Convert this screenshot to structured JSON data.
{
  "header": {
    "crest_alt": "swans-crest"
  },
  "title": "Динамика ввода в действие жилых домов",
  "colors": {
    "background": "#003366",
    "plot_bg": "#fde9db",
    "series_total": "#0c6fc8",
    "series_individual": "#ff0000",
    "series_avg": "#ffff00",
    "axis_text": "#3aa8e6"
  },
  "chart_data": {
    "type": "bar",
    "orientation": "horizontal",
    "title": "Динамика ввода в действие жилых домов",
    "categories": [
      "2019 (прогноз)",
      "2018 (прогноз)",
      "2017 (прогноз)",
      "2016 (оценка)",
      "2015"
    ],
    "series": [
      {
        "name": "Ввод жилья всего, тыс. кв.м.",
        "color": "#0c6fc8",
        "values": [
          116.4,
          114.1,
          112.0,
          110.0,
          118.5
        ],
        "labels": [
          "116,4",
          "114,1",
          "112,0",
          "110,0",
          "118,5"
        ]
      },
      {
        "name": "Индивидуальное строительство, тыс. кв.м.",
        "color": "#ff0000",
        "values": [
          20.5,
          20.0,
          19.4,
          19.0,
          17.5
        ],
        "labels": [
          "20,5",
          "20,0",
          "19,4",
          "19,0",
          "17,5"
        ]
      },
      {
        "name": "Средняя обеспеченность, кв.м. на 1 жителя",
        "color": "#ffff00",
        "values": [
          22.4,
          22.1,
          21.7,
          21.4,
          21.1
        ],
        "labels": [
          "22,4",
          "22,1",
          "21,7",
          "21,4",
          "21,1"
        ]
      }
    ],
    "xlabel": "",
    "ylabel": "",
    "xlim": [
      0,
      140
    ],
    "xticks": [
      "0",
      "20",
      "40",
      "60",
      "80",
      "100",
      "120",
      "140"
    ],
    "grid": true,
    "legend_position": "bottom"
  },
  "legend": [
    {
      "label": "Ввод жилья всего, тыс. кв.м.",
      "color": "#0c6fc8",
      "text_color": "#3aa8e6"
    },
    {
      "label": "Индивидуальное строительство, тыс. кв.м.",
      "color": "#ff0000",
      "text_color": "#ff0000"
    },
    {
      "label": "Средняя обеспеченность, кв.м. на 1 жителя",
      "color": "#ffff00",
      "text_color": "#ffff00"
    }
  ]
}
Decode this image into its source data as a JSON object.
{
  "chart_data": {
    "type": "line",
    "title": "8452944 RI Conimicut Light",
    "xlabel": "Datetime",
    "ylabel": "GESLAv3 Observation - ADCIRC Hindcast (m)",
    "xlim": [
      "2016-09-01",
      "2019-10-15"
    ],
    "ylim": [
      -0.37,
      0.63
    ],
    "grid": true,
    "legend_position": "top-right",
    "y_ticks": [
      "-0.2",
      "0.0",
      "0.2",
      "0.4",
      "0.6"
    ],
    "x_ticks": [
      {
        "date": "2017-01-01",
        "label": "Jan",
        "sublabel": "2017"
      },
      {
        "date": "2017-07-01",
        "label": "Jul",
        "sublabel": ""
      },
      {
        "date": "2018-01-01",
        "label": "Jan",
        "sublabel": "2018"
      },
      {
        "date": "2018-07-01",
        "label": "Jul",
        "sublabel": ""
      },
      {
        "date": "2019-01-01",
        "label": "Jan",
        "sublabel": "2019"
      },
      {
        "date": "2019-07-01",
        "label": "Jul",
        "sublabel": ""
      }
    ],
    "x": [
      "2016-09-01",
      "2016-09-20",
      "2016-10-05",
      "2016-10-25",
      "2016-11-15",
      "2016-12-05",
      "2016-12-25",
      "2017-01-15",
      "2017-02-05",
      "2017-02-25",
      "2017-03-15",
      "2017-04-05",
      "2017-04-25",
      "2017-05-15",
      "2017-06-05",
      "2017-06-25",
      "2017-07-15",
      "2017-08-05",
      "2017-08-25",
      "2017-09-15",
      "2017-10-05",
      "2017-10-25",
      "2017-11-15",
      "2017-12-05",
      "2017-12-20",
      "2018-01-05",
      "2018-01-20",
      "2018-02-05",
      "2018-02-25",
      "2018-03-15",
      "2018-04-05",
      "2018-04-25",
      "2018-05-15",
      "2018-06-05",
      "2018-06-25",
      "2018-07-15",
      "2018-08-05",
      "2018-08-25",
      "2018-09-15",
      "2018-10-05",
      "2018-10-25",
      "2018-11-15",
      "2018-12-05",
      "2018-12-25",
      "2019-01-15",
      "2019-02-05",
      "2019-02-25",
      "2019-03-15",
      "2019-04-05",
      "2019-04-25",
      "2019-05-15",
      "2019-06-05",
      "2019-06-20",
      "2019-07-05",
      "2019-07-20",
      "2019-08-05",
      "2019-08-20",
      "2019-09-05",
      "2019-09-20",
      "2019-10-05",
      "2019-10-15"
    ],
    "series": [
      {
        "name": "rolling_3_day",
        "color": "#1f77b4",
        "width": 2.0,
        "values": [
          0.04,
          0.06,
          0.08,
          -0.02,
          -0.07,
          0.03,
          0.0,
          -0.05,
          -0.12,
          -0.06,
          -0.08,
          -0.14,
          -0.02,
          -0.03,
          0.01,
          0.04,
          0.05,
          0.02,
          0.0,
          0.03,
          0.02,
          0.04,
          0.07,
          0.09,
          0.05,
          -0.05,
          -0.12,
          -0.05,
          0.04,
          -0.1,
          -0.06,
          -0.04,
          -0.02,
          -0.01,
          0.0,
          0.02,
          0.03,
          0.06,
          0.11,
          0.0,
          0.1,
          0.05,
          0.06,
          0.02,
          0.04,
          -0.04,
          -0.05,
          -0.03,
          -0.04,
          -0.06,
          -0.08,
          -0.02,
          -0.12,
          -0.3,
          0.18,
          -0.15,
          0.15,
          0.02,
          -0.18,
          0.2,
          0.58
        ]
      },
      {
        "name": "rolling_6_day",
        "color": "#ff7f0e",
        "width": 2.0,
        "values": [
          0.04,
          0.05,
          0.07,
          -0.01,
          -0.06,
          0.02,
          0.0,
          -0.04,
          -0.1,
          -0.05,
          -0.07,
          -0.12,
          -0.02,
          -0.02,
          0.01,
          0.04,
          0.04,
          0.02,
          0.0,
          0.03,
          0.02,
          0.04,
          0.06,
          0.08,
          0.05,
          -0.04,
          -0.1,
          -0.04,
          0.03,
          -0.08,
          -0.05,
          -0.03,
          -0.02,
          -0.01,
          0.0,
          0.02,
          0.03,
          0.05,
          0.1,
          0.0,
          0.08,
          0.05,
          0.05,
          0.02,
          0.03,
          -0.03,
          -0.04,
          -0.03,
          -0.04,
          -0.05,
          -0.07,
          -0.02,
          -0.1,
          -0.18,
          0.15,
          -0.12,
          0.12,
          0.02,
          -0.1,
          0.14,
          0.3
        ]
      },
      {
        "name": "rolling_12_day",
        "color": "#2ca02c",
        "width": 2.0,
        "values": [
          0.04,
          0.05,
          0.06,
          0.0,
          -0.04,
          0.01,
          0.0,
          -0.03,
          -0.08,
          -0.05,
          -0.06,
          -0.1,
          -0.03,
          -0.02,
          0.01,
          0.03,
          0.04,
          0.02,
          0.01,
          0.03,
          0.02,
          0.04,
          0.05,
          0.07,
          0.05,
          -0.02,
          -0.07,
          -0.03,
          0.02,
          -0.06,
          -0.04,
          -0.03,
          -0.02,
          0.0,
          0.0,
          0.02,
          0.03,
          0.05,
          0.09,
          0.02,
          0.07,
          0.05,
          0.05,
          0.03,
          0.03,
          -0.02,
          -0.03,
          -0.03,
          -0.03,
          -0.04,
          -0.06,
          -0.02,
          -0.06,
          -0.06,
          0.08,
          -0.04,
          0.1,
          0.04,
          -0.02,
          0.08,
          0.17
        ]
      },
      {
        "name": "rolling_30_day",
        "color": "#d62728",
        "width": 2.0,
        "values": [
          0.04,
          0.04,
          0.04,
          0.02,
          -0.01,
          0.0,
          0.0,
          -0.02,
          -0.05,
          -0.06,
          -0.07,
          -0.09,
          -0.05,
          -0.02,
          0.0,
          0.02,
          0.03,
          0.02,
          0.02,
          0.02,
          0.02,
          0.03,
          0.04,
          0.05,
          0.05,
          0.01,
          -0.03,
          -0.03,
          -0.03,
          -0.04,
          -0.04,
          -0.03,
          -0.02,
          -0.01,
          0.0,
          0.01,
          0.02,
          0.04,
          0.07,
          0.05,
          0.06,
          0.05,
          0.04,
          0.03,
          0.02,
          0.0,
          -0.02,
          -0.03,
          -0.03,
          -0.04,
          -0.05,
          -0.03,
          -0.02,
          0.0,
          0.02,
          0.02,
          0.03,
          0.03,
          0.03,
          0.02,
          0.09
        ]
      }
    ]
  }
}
──────
> _To do_:
Copy out each line of the data containing the string "Индивидуальное".

> _Response to the task_:
        "name": "Индивидуальное строительство, тыс. кв.м.",
      "label": "Индивидуальное строительство, тыс. кв.м.",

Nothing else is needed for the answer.